▶ WHAT IS NEEDED: The entries below should be given again exactly, minus their pictures.

(Dataset items)
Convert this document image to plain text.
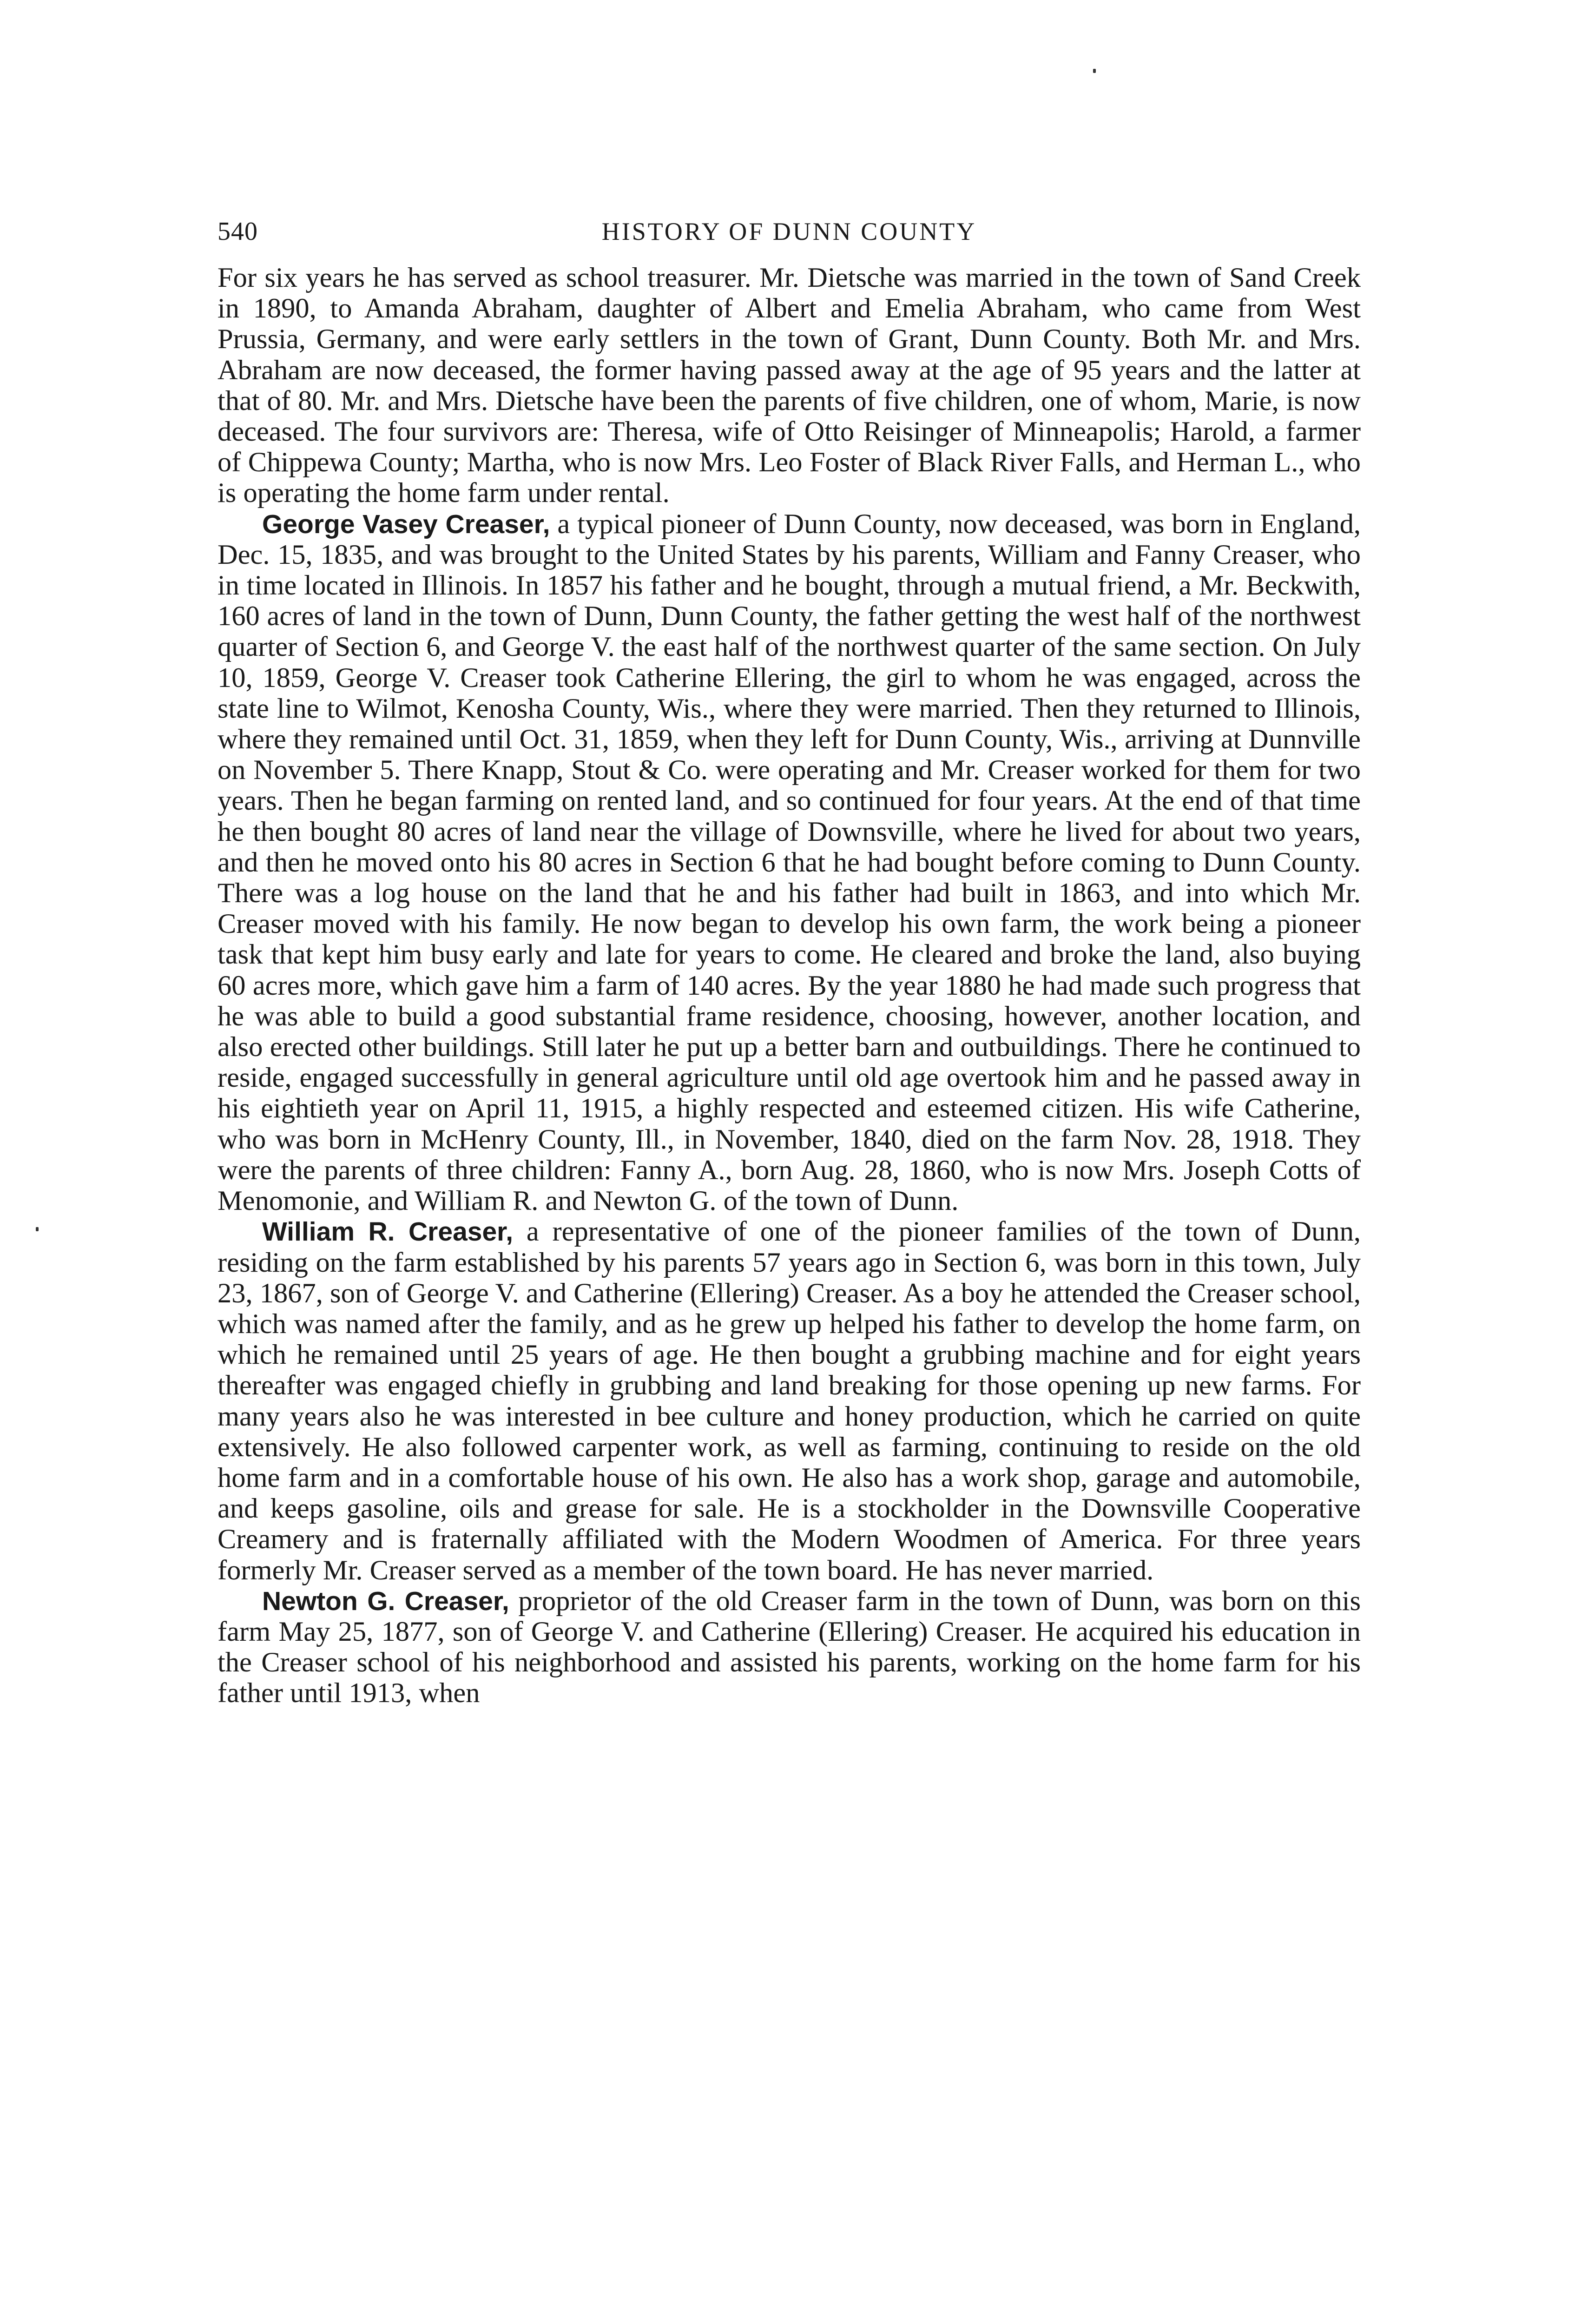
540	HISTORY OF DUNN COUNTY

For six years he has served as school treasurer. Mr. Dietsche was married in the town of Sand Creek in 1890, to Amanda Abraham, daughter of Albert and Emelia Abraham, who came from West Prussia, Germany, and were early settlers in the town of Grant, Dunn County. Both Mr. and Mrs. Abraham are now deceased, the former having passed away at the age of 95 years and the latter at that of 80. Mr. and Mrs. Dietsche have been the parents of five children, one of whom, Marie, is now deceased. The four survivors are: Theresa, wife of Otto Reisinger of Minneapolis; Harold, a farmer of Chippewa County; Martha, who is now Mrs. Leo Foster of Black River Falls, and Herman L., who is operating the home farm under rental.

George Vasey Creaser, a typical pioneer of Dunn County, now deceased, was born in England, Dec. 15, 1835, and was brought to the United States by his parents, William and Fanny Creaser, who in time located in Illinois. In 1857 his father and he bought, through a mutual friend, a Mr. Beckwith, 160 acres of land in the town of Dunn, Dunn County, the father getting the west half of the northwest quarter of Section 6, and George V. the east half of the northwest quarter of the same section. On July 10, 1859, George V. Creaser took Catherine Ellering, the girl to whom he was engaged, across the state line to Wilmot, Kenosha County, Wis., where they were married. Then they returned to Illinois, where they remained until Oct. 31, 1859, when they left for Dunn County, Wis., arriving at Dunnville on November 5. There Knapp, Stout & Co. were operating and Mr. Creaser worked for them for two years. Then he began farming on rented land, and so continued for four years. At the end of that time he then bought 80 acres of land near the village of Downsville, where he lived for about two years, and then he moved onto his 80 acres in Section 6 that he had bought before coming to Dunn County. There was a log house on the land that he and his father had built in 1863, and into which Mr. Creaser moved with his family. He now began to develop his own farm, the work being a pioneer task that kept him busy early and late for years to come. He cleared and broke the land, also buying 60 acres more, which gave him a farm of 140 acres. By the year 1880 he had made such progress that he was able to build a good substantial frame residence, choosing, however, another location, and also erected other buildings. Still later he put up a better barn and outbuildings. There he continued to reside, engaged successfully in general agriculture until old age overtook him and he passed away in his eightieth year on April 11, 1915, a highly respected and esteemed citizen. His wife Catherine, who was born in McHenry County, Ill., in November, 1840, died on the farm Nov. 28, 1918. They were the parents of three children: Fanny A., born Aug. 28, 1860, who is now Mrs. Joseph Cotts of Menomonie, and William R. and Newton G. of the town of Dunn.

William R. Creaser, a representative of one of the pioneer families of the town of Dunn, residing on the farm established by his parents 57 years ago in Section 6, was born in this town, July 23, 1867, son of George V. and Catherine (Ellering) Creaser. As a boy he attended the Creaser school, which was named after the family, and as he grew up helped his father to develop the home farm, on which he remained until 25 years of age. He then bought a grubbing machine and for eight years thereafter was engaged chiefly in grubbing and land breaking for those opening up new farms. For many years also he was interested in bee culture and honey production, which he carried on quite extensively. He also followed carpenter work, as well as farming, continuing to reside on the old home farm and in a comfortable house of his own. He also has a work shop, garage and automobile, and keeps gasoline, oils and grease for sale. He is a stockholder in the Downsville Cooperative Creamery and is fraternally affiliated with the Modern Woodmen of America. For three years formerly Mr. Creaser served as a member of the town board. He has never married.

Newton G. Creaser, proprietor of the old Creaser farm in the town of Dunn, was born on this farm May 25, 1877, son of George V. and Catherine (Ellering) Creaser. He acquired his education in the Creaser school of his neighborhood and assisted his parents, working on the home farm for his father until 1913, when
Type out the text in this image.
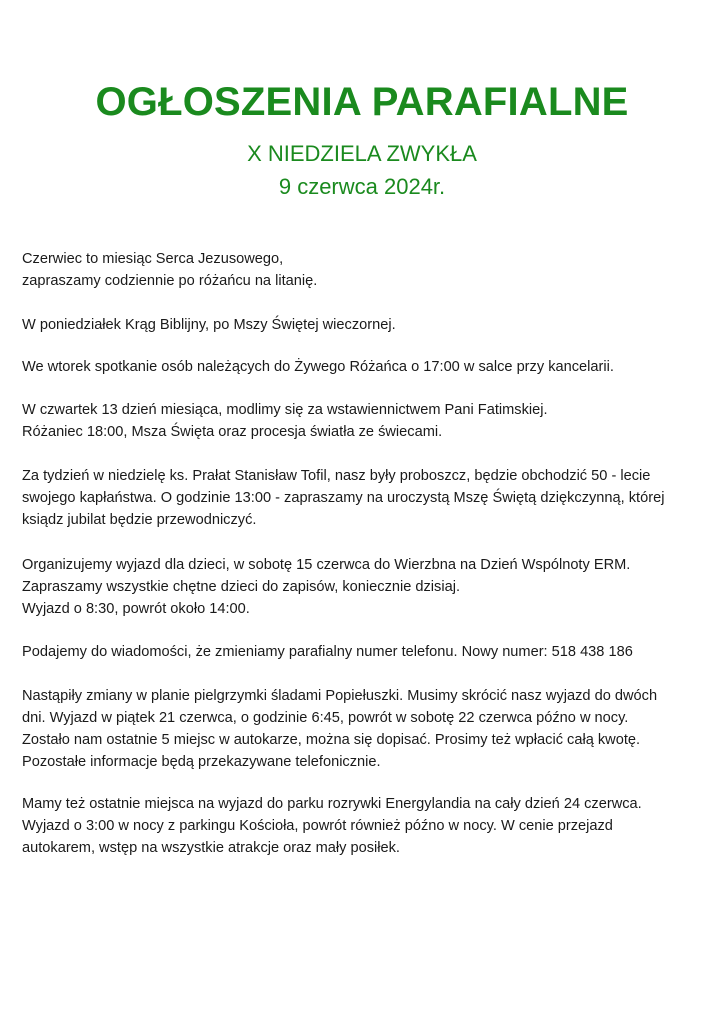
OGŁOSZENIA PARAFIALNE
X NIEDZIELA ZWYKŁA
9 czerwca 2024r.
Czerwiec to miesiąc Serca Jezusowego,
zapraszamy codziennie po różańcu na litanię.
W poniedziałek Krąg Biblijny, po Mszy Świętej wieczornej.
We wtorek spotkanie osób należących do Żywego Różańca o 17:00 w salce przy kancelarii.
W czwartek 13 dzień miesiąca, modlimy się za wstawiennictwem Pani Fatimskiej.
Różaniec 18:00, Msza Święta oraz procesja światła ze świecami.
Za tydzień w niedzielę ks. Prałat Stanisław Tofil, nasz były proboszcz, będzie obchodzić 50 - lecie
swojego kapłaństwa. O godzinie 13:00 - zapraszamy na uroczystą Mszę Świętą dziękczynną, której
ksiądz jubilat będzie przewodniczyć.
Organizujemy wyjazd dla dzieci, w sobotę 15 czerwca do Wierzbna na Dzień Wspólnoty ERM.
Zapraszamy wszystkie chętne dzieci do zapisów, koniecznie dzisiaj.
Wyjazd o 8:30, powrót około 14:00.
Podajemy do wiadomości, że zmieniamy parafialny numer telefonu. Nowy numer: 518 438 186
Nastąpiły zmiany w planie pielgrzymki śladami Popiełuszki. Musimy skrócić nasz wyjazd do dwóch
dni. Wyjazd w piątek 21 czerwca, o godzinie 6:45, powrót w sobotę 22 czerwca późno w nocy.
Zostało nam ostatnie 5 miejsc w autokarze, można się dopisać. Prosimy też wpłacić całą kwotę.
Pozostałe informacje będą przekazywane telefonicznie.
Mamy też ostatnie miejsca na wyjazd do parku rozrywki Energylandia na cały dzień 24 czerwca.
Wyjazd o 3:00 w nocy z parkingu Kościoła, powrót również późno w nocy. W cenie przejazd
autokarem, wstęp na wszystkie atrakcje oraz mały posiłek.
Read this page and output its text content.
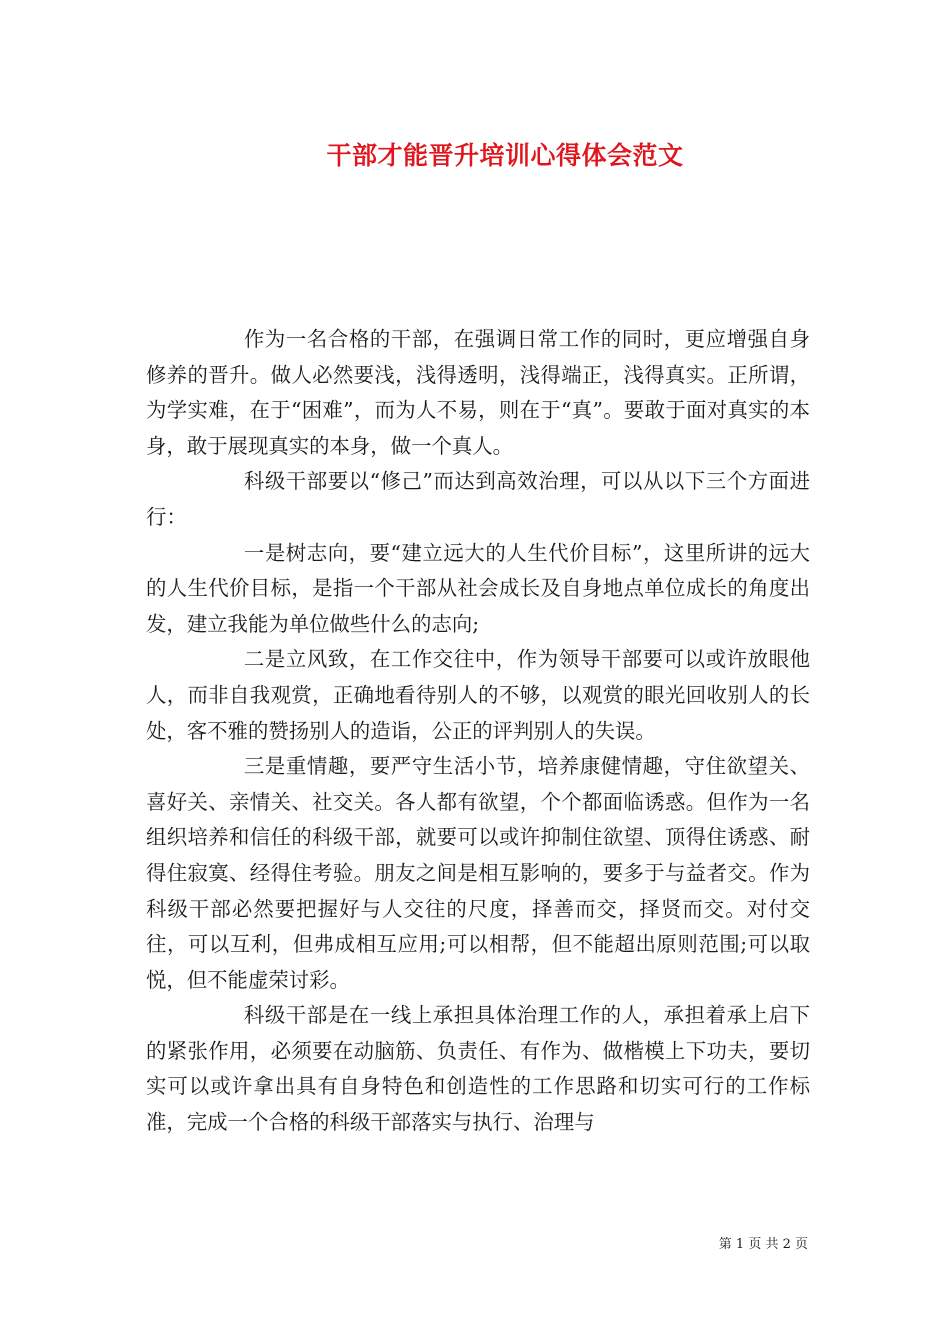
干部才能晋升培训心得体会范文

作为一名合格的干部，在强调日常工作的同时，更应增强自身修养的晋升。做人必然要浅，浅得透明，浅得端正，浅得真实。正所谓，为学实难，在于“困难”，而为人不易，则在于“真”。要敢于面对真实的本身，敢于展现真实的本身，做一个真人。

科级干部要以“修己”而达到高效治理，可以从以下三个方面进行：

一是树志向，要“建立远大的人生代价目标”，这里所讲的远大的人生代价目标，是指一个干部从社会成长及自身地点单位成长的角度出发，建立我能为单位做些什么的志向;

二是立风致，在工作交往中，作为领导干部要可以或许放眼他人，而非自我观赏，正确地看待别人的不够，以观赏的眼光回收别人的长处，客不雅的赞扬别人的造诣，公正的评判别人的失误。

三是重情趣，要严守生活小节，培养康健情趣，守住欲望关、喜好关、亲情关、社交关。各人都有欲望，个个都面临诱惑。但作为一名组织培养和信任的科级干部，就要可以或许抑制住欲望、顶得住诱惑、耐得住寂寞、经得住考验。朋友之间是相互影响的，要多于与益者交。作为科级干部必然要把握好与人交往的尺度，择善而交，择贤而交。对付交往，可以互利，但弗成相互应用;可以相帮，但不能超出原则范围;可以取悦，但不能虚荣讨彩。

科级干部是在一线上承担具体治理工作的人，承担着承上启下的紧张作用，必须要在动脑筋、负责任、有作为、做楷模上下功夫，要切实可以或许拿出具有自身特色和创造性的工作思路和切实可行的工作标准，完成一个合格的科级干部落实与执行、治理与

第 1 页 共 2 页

▶ ANSWER TO THE TASK:
Convert this document image to plain text.
540	HISTORY OF DUNN COUNTY

For six years he has served as school treasurer. Mr. Dietsche was married in the town of Sand Creek in 1890, to Amanda Abraham, daughter of Albert and Emelia Abraham, who came from West Prussia, Germany, and were early settlers in the town of Grant, Dunn County. Both Mr. and Mrs. Abraham are now deceased, the former having passed away at the age of 95 years and the latter at that of 80. Mr. and Mrs. Dietsche have been the parents of five children, one of whom, Marie, is now deceased. The four survivors are: Theresa, wife of Otto Reisinger of Minneapolis; Harold, a farmer of Chippewa County; Martha, who is now Mrs. Leo Foster of Black River Falls, and Herman L., who is operating the home farm under rental.

George Vasey Creaser, a typical pioneer of Dunn County, now deceased, was born in England, Dec. 15, 1835, and was brought to the United States by his parents, William and Fanny Creaser, who in time located in Illinois. In 1857 his father and he bought, through a mutual friend, a Mr. Beckwith, 160 acres of land in the town of Dunn, Dunn County, the father getting the west half of the northwest quarter of Section 6, and George V. the east half of the northwest quarter of the same section. On July 10, 1859, George V. Creaser took Catherine Ellering, the girl to whom he was engaged, across the state line to Wilmot, Kenosha County, Wis., where they were married. Then they returned to Illinois, where they remained until Oct. 31, 1859, when they left for Dunn County, Wis., arriving at Dunnville on November 5. There Knapp, Stout & Co. were operating and Mr. Creaser worked for them for two years. Then he began farming on rented land, and so continued for four years. At the end of that time he then bought 80 acres of land near the village of Downsville, where he lived for about two years, and then he moved onto his 80 acres in Section 6 that he had bought before coming to Dunn County. There was a log house on the land that he and his father had built in 1863, and into which Mr. Creaser moved with his family. He now began to develop his own farm, the work being a pioneer task that kept him busy early and late for years to come. He cleared and broke the land, also buying 60 acres more, which gave him a farm of 140 acres. By the year 1880 he had made such progress that he was able to build a good substantial frame residence, choosing, however, another location, and also erected other buildings. Still later he put up a better barn and outbuildings. There he continued to reside, engaged successfully in general agriculture until old age overtook him and he passed away in his eightieth year on April 11, 1915, a highly respected and esteemed citizen. His wife Catherine, who was born in McHenry County, Ill., in November, 1840, died on the farm Nov. 28, 1918. They were the parents of three children: Fanny A., born Aug. 28, 1860, who is now Mrs. Joseph Cotts of Menomonie, and William R. and Newton G. of the town of Dunn.

William R. Creaser, a representative of one of the pioneer families of the town of Dunn, residing on the farm established by his parents 57 years ago in Section 6, was born in this town, July 23, 1867, son of George V. and Catherine (Ellering) Creaser. As a boy he attended the Creaser school, which was named after the family, and as he grew up helped his father to develop the home farm, on which he remained until 25 years of age. He then bought a grubbing machine and for eight years thereafter was engaged chiefly in grubbing and land breaking for those opening up new farms. For many years also he was interested in bee culture and honey production, which he carried on quite extensively. He also followed carpenter work, as well as farming, continuing to reside on the old home farm and in a comfortable house of his own. He also has a work shop, garage and automobile, and keeps gasoline, oils and grease for sale. He is a stockholder in the Downsville Cooperative Creamery and is fraternally affiliated with the Modern Woodmen of America. For three years formerly Mr. Creaser served as a member of the town board. He has never married.

Newton G. Creaser, proprietor of the old Creaser farm in the town of Dunn, was born on this farm May 25, 1877, son of George V. and Catherine (Ellering) Creaser. He acquired his education in the Creaser school of his neighborhood and assisted his parents, working on the home farm for his father until 1913, when
Type out the text in this image.
OGŁOSZENIA PARAFIALNE
X NIEDZIELA ZWYKŁA
9 czerwca 2024r.
Czerwiec to miesiąc Serca Jezusowego,
zapraszamy codziennie po różańcu na litanię.
W poniedziałek Krąg Biblijny, po Mszy Świętej wieczornej.
We wtorek spotkanie osób należących do Żywego Różańca o 17:00 w salce przy kancelarii.
W czwartek 13 dzień miesiąca, modlimy się za wstawiennictwem Pani Fatimskiej.
Różaniec 18:00, Msza Święta oraz procesja światła ze świecami.
Za tydzień w niedzielę ks. Prałat Stanisław Tofil, nasz były proboszcz, będzie obchodzić 50 - lecie
swojego kapłaństwa. O godzinie 13:00 - zapraszamy na uroczystą Mszę Świętą dziękczynną, której
ksiądz jubilat będzie przewodniczyć.
Organizujemy wyjazd dla dzieci, w sobotę 15 czerwca do Wierzbna na Dzień Wspólnoty ERM.
Zapraszamy wszystkie chętne dzieci do zapisów, koniecznie dzisiaj.
Wyjazd o 8:30, powrót około 14:00.
Podajemy do wiadomości, że zmieniamy parafialny numer telefonu. Nowy numer: 518 438 186
Nastąpiły zmiany w planie pielgrzymki śladami Popiełuszki. Musimy skrócić nasz wyjazd do dwóch
dni. Wyjazd w piątek 21 czerwca, o godzinie 6:45, powrót w sobotę 22 czerwca późno w nocy.
Zostało nam ostatnie 5 miejsc w autokarze, można się dopisać. Prosimy też wpłacić całą kwotę.
Pozostałe informacje będą przekazywane telefonicznie.
Mamy też ostatnie miejsca na wyjazd do parku rozrywki Energylandia na cały dzień 24 czerwca.
Wyjazd o 3:00 w nocy z parkingu Kościoła, powrót również późno w nocy. W cenie przejazd
autokarem, wstęp na wszystkie atrakcje oraz mały posiłek.
Read this page and output its text content.
干部才能晋升培训心得体会范文

作为一名合格的干部，在强调日常工作的同时，更应增强自身修养的晋升。做人必然要浅，浅得透明，浅得端正，浅得真实。正所谓，为学实难，在于“困难”，而为人不易，则在于“真”。要敢于面对真实的本身，敢于展现真实的本身，做一个真人。

科级干部要以“修己”而达到高效治理，可以从以下三个方面进行：

一是树志向，要“建立远大的人生代价目标”，这里所讲的远大的人生代价目标，是指一个干部从社会成长及自身地点单位成长的角度出发，建立我能为单位做些什么的志向;

二是立风致，在工作交往中，作为领导干部要可以或许放眼他人，而非自我观赏，正确地看待别人的不够，以观赏的眼光回收别人的长处，客不雅的赞扬别人的造诣，公正的评判别人的失误。

三是重情趣，要严守生活小节，培养康健情趣，守住欲望关、喜好关、亲情关、社交关。各人都有欲望，个个都面临诱惑。但作为一名组织培养和信任的科级干部，就要可以或许抑制住欲望、顶得住诱惑、耐得住寂寞、经得住考验。朋友之间是相互影响的，要多于与益者交。作为科级干部必然要把握好与人交往的尺度，择善而交，择贤而交。对付交往，可以互利，但弗成相互应用;可以相帮，但不能超出原则范围;可以取悦，但不能虚荣讨彩。

科级干部是在一线上承担具体治理工作的人，承担着承上启下的紧张作用，必须要在动脑筋、负责任、有作为、做楷模上下功夫，要切实可以或许拿出具有自身特色和创造性的工作思路和切实可行的工作标准，完成一个合格的科级干部落实与执行、治理与

第 1 页 共 2 页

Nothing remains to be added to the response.